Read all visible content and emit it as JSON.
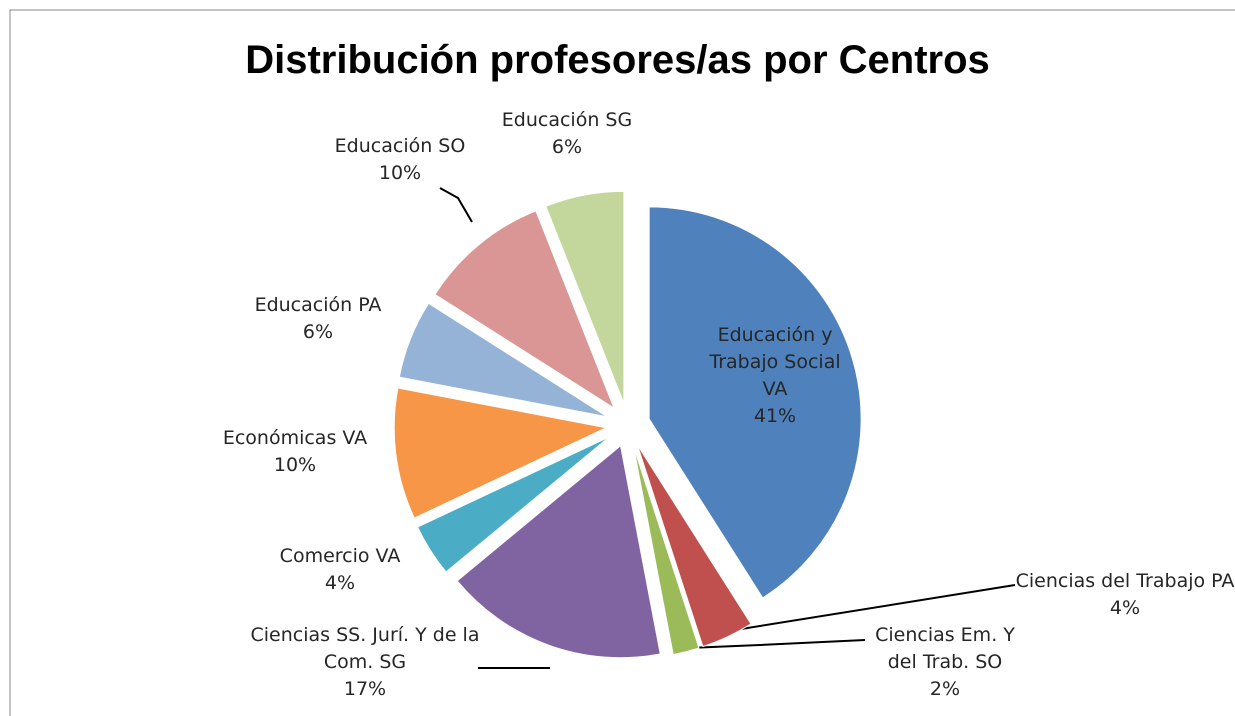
{
  "chart_data": {
    "type": "pie",
    "title": "Distribución profesores/as por Centros",
    "categories": [
      "Educación y Trabajo Social VA",
      "Ciencias del Trabajo PA",
      "Ciencias Em. Y del Trab. SO",
      "Ciencias SS. Jurí. Y de la Com. SG",
      "Comercio VA",
      "Económicas VA",
      "Educación PA",
      "Educación SO",
      "Educación SG"
    ],
    "values": [
      41,
      4,
      2,
      17,
      4,
      10,
      6,
      10,
      6
    ],
    "value_labels": [
      "41%",
      "4%",
      "2%",
      "17%",
      "4%",
      "10%",
      "6%",
      "10%",
      "6%"
    ],
    "colors": [
      "#4f81bd",
      "#c0504d",
      "#9bbb59",
      "#8064a2",
      "#4bacc6",
      "#f79646",
      "#95b3d7",
      "#d99694",
      "#c3d69b"
    ]
  }
}
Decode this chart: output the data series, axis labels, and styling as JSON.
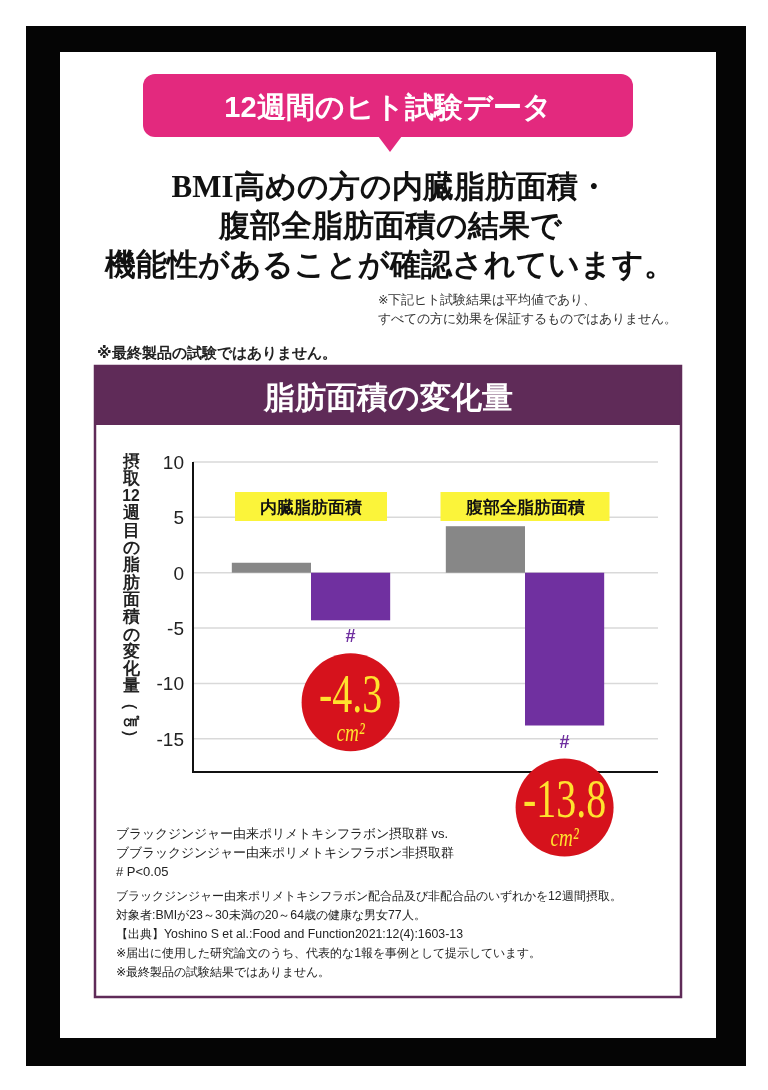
{
  "chart_data": {
    "type": "bar",
    "title": "脂肪面積の変化量",
    "ylabel": "摂取12週目の脂肪面積の変化量（㎠）",
    "categories": [
      "内臓脂肪面積",
      "腹部全脂肪面積"
    ],
    "series": [
      {
        "color": "#878787",
        "values": [
          0.9,
          4.2
        ]
      },
      {
        "color": "#7030a0",
        "values": [
          -4.3,
          -13.8
        ],
        "value_labels": [
          "-4.3\ncm²",
          "-13.8\ncm²"
        ]
      }
    ],
    "ylim": [
      -18,
      10
    ],
    "yticks": [
      10,
      5,
      0,
      -5,
      -10,
      -15
    ],
    "grid": "y",
    "annotations": [
      "12週間のヒト試験データ",
      "BMI高めの方の内臓脂肪面積・",
      "腹部全脂肪面積の結果で",
      "機能性があることが確認されています。",
      "※下記ヒト試験結果は平均値であり、",
      "すべての方に効果を保証するものではありません。",
      "※最終製品の試験ではありません。",
      "ブラックジンジャー由来ポリメトキシフラボン摂取群 vs.\nブブラックジンジャー由来ポリメトキシフラボン非摂取群\n# P<0.05",
      "ブラックジンジャー由来ポリメトキシフラボン配合品及び非配合品のいずれかを12週間摂取。",
      "対象者:BMIが23～30未満の20～64歳の健康な男女77人。",
      "【出典】Yoshino S et al.:Food and Function2021:12(4):1603-13",
      "※届出に使用した研究論文のうち、代表的な1報を事例として提示しています。",
      "※最終製品の試験結果ではありません。",
      {
        "text": "#",
        "x": "内臓脂肪面積",
        "y": -4.3
      },
      {
        "text": "#",
        "x": "腹部全脂肪面積",
        "y": -13.8
      }
    ]
  }
}
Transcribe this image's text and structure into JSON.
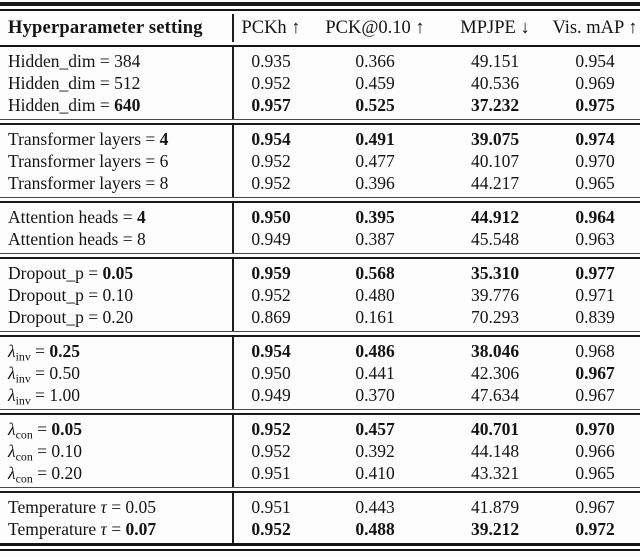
{
  "table": {
    "header": {
      "hyperparameter_col": "Hyperparameter setting",
      "metric_cols": [
        "PCKh ↑",
        "PCK@0.10 ↑",
        "MPJPE ↓",
        "Vis. mAP ↑"
      ]
    },
    "text_color": "#141414",
    "rule_color": "#161616",
    "sections": [
      {
        "name": "hidden-dim",
        "rows": [
          {
            "label": [
              {
                "t": "Hidden_dim = 384"
              }
            ],
            "values": [
              {
                "v": "0.935"
              },
              {
                "v": "0.366"
              },
              {
                "v": "49.151"
              },
              {
                "v": "0.954"
              }
            ]
          },
          {
            "label": [
              {
                "t": "Hidden_dim = 512"
              }
            ],
            "values": [
              {
                "v": "0.952"
              },
              {
                "v": "0.459"
              },
              {
                "v": "40.536"
              },
              {
                "v": "0.969"
              }
            ]
          },
          {
            "label": [
              {
                "t": "Hidden_dim = "
              },
              {
                "t": "640",
                "b": true
              }
            ],
            "values": [
              {
                "v": "0.957",
                "b": true
              },
              {
                "v": "0.525",
                "b": true
              },
              {
                "v": "37.232",
                "b": true
              },
              {
                "v": "0.975",
                "b": true
              }
            ]
          }
        ]
      },
      {
        "name": "transformer-layers",
        "rows": [
          {
            "label": [
              {
                "t": "Transformer layers = "
              },
              {
                "t": "4",
                "b": true
              }
            ],
            "values": [
              {
                "v": "0.954",
                "b": true
              },
              {
                "v": "0.491",
                "b": true
              },
              {
                "v": "39.075",
                "b": true
              },
              {
                "v": "0.974",
                "b": true
              }
            ]
          },
          {
            "label": [
              {
                "t": "Transformer layers = 6"
              }
            ],
            "values": [
              {
                "v": "0.952"
              },
              {
                "v": "0.477"
              },
              {
                "v": "40.107"
              },
              {
                "v": "0.970"
              }
            ]
          },
          {
            "label": [
              {
                "t": "Transformer layers = 8"
              }
            ],
            "values": [
              {
                "v": "0.952"
              },
              {
                "v": "0.396"
              },
              {
                "v": "44.217"
              },
              {
                "v": "0.965"
              }
            ]
          }
        ]
      },
      {
        "name": "attention-heads",
        "rows": [
          {
            "label": [
              {
                "t": "Attention heads = "
              },
              {
                "t": "4",
                "b": true
              }
            ],
            "values": [
              {
                "v": "0.950",
                "b": true
              },
              {
                "v": "0.395",
                "b": true
              },
              {
                "v": "44.912",
                "b": true
              },
              {
                "v": "0.964",
                "b": true
              }
            ]
          },
          {
            "label": [
              {
                "t": "Attention heads = 8"
              }
            ],
            "values": [
              {
                "v": "0.949"
              },
              {
                "v": "0.387"
              },
              {
                "v": "45.548"
              },
              {
                "v": "0.963"
              }
            ]
          }
        ]
      },
      {
        "name": "dropout",
        "rows": [
          {
            "label": [
              {
                "t": "Dropout_p = "
              },
              {
                "t": "0.05",
                "b": true
              }
            ],
            "values": [
              {
                "v": "0.959",
                "b": true
              },
              {
                "v": "0.568",
                "b": true
              },
              {
                "v": "35.310",
                "b": true
              },
              {
                "v": "0.977",
                "b": true
              }
            ]
          },
          {
            "label": [
              {
                "t": "Dropout_p = 0.10"
              }
            ],
            "values": [
              {
                "v": "0.952"
              },
              {
                "v": "0.480"
              },
              {
                "v": "39.776"
              },
              {
                "v": "0.971"
              }
            ]
          },
          {
            "label": [
              {
                "t": "Dropout_p = 0.20"
              }
            ],
            "values": [
              {
                "v": "0.869"
              },
              {
                "v": "0.161"
              },
              {
                "v": "70.293"
              },
              {
                "v": "0.839"
              }
            ]
          }
        ]
      },
      {
        "name": "lambda-inv",
        "rows": [
          {
            "label": [
              {
                "t": "λ",
                "i": true
              },
              {
                "t": "inv",
                "sub": true
              },
              {
                "t": " = "
              },
              {
                "t": "0.25",
                "b": true
              }
            ],
            "values": [
              {
                "v": "0.954",
                "b": true
              },
              {
                "v": "0.486",
                "b": true
              },
              {
                "v": "38.046",
                "b": true
              },
              {
                "v": "0.968"
              }
            ]
          },
          {
            "label": [
              {
                "t": "λ",
                "i": true
              },
              {
                "t": "inv",
                "sub": true
              },
              {
                "t": " = 0.50"
              }
            ],
            "values": [
              {
                "v": "0.950"
              },
              {
                "v": "0.441"
              },
              {
                "v": "42.306"
              },
              {
                "v": "0.967",
                "b": true
              }
            ]
          },
          {
            "label": [
              {
                "t": "λ",
                "i": true
              },
              {
                "t": "inv",
                "sub": true
              },
              {
                "t": " = 1.00"
              }
            ],
            "values": [
              {
                "v": "0.949"
              },
              {
                "v": "0.370"
              },
              {
                "v": "47.634"
              },
              {
                "v": "0.967"
              }
            ]
          }
        ]
      },
      {
        "name": "lambda-con",
        "rows": [
          {
            "label": [
              {
                "t": "λ",
                "i": true
              },
              {
                "t": "con",
                "sub": true
              },
              {
                "t": " = "
              },
              {
                "t": "0.05",
                "b": true
              }
            ],
            "values": [
              {
                "v": "0.952",
                "b": true
              },
              {
                "v": "0.457",
                "b": true
              },
              {
                "v": "40.701",
                "b": true
              },
              {
                "v": "0.970",
                "b": true
              }
            ]
          },
          {
            "label": [
              {
                "t": "λ",
                "i": true
              },
              {
                "t": "con",
                "sub": true
              },
              {
                "t": " = 0.10"
              }
            ],
            "values": [
              {
                "v": "0.952"
              },
              {
                "v": "0.392"
              },
              {
                "v": "44.148"
              },
              {
                "v": "0.966"
              }
            ]
          },
          {
            "label": [
              {
                "t": "λ",
                "i": true
              },
              {
                "t": "con",
                "sub": true
              },
              {
                "t": " = 0.20"
              }
            ],
            "values": [
              {
                "v": "0.951"
              },
              {
                "v": "0.410"
              },
              {
                "v": "43.321"
              },
              {
                "v": "0.965"
              }
            ]
          }
        ]
      },
      {
        "name": "temperature",
        "rows": [
          {
            "label": [
              {
                "t": "Temperature "
              },
              {
                "t": "τ",
                "i": true
              },
              {
                "t": " = 0.05"
              }
            ],
            "values": [
              {
                "v": "0.951"
              },
              {
                "v": "0.443"
              },
              {
                "v": "41.879"
              },
              {
                "v": "0.967"
              }
            ]
          },
          {
            "label": [
              {
                "t": "Temperature "
              },
              {
                "t": "τ",
                "i": true
              },
              {
                "t": " = "
              },
              {
                "t": "0.07",
                "b": true
              }
            ],
            "values": [
              {
                "v": "0.952",
                "b": true
              },
              {
                "v": "0.488",
                "b": true
              },
              {
                "v": "39.212",
                "b": true
              },
              {
                "v": "0.972",
                "b": true
              }
            ]
          }
        ]
      }
    ]
  }
}
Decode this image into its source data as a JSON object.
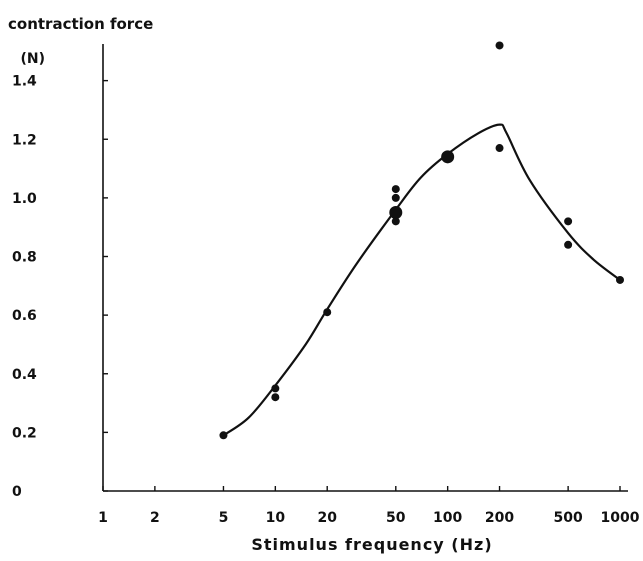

_ _ _ _

* Directions *
Find every line above that contains the word "name", and return each one.

* Solution to the problem *
        "name": "hidden-dim",
        "name": "transformer-layers",
        "name": "attention-heads",
        "name": "dropout",
        "name": "lambda-inv",
        "name": "lambda-con",
        "name": "temperature",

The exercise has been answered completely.